SET OF TASKS:
#1 Please print a passage from the article on Spain's abortion law below: begin at the words "On Friday, Spain’s" and stop after "country in 1985.".
#2 In the article on Spain's abortion law below, what percent of the country's abortion clinics does the Association of Accredited Clinics for the Termination of Pregnancy represent?

EXTRACTED TEXT:

====================

On Friday, Spain’s government approved an abortion law that limits womens' right to receive the procedure without restriction up to 14 weeks into their pregnancy. The new law will only allow for women to get an abortion in cases of rape or a threat to the expectant mothers health, according to AFP. The new legislation is strikingly similar to abortion regulations that existed in the country in 1985.

"The law is unnecessary, cynical and unfair because it damages women's autonomy," said Elena Valenciano, spokeswoman for the Social Party in Spain, according to The Independent.

Spain’s Prime Minister Mariano Rajoy, of the conservative Popular Party, says that the new abortion legislation is part of him keeping a promise to voters who elected him during his 2011 campaign. Part of his platform was a promise to tighten the longstanding abortion law in the country. Justice Minister Alberto Ruiz-Gallardon said that the law was approved with the health of both women and unborn children in mind. "What the government understands is that in the dramatic circumstances of an abortion the woman is not guilty. The woman is always the victim," said Ruiz-Gallardon, according to the Associate Press.

Despite the reasoning behind the tightening of the abortion law, pro-choice advocates were not happy. Demonstrators took to the streets of Madrid to express their opposition to the law. "These changes have more to do with politics and ideology than social realities today in Spain," Francisca García, of the Association of Accredited Clinics for the Termination of Pregnancy, a group that represents 98 percent of the country's abortion clinics, told The Guardian. "From all the data we've seen, the number of abortions in Spain is actually on the decline. The People's Party is trying to satisfy the rightwing factions of its party."

Abortion rights defenders are poised to continue their fight. The Socialist Party’s Elena Valenciano maintains that demonstrators will do everything in their power to “mobilize society against what is going to be an incomprehensible reduction in women's freedom."

====================

RECORD EXCERPTS:

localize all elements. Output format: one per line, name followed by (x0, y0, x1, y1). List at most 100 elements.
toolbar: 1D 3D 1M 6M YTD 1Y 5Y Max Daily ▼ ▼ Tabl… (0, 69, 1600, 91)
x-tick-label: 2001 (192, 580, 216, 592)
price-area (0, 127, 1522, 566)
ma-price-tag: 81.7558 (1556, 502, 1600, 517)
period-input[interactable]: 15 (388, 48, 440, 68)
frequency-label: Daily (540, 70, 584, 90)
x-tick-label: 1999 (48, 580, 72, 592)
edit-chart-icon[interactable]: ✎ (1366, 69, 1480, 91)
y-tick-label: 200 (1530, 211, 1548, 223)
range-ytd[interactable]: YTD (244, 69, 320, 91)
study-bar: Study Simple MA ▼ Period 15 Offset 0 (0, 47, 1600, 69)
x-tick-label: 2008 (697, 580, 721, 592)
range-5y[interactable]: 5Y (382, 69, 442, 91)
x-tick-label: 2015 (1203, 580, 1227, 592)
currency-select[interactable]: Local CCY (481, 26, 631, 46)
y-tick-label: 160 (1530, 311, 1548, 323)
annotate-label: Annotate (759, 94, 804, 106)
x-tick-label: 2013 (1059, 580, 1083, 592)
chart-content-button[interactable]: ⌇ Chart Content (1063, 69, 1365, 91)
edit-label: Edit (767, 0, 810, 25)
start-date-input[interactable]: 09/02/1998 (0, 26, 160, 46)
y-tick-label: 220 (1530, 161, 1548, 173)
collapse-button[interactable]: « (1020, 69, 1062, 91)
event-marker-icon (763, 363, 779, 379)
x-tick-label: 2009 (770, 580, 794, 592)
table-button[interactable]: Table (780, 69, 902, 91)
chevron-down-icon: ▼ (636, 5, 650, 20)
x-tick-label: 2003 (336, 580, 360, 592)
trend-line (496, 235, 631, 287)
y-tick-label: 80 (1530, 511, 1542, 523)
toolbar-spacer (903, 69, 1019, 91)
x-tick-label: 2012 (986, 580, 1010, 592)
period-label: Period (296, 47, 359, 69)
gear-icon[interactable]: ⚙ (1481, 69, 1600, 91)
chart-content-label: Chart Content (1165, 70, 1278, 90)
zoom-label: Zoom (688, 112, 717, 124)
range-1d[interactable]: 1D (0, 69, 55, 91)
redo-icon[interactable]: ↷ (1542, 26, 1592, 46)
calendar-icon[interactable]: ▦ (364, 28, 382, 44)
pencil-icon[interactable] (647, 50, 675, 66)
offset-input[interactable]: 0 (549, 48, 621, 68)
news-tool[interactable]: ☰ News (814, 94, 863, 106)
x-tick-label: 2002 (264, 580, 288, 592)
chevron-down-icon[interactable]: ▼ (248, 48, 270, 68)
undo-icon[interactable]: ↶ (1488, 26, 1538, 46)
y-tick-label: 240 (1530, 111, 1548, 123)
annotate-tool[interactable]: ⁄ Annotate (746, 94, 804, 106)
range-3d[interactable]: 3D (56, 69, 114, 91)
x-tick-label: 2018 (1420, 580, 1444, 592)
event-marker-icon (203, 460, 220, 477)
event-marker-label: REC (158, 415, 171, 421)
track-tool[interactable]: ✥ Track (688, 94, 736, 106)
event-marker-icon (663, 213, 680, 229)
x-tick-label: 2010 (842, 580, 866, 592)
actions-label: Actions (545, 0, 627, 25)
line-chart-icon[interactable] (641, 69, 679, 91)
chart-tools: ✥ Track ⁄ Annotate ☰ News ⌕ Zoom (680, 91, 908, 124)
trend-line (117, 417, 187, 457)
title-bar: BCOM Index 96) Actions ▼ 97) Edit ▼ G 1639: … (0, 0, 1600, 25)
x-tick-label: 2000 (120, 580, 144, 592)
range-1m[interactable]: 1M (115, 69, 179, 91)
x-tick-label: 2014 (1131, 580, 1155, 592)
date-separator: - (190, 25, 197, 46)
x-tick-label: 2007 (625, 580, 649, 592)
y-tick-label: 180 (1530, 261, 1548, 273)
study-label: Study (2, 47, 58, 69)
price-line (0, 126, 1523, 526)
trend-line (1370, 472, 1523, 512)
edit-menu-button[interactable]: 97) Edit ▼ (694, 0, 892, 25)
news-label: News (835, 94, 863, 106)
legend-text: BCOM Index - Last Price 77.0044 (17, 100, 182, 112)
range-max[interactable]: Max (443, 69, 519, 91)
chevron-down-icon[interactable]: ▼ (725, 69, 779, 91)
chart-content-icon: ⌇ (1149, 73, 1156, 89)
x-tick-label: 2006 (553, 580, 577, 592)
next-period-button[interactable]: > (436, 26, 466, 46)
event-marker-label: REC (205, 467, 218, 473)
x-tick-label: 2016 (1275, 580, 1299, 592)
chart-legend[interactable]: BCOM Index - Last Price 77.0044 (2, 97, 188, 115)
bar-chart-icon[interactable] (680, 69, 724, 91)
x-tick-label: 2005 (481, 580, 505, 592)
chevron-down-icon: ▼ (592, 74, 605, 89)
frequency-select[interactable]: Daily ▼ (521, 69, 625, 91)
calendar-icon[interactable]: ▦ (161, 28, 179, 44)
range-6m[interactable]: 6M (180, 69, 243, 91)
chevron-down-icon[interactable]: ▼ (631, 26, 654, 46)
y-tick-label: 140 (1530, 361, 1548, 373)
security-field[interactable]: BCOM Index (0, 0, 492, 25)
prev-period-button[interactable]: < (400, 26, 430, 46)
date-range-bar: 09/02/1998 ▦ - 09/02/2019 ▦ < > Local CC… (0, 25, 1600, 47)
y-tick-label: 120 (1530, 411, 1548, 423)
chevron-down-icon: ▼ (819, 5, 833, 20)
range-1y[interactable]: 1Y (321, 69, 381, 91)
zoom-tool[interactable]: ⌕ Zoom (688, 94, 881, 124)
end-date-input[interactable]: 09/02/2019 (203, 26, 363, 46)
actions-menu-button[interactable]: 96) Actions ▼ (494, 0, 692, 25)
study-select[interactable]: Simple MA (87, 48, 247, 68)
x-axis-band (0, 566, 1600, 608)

====================

EXERCISE ANSWERS:
#1
On Friday, Spain’s government approved an abortion law that limits womens' right to receive the procedure without restriction up to 14 weeks into their pregnancy. The new law will only allow for women to get an abortion in cases of rape or a threat to the expectant mothers health, according to AFP. The new legislation is strikingly similar to abortion regulations that existed in the country in 1985.

#2 98 percent